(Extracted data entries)
◇ ◇ ◇

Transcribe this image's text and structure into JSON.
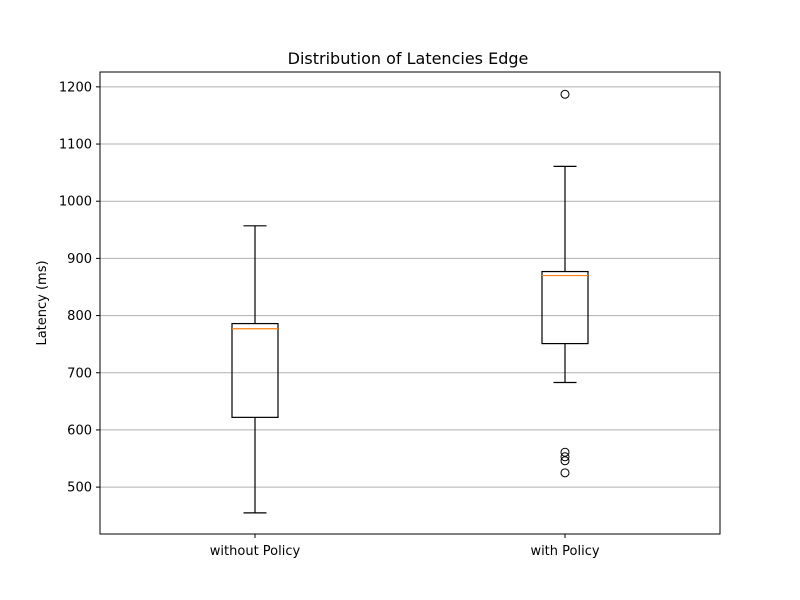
{
  "chart_data": {
    "type": "boxplot",
    "title": "Distribution of Latencies  Edge",
    "xlabel": "",
    "ylabel": "Latency (ms)",
    "categories": [
      "without Policy",
      "with Policy"
    ],
    "ylim": [
      418,
      1226
    ],
    "yticks": [
      500,
      600,
      700,
      800,
      900,
      1000,
      1100,
      1200
    ],
    "grid": "horizontal",
    "boxes": [
      {
        "label": "without Policy",
        "whisker_low": 455,
        "q1": 622,
        "median": 777,
        "q3": 786,
        "whisker_high": 957,
        "outliers": []
      },
      {
        "label": "with Policy",
        "whisker_low": 683,
        "q1": 751,
        "median": 870,
        "q3": 877,
        "whisker_high": 1061,
        "outliers": [
          1187,
          561,
          553,
          546,
          525
        ]
      }
    ],
    "colors": {
      "box": "#000000",
      "median": "#ff7f0e",
      "grid": "#b0b0b0"
    }
  }
}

◇ ◇ ◇

Directions for this task »
Find the word "without" in the data and show each line that holds it.

Task solution »
      "without Policy",
        "label": "without Policy",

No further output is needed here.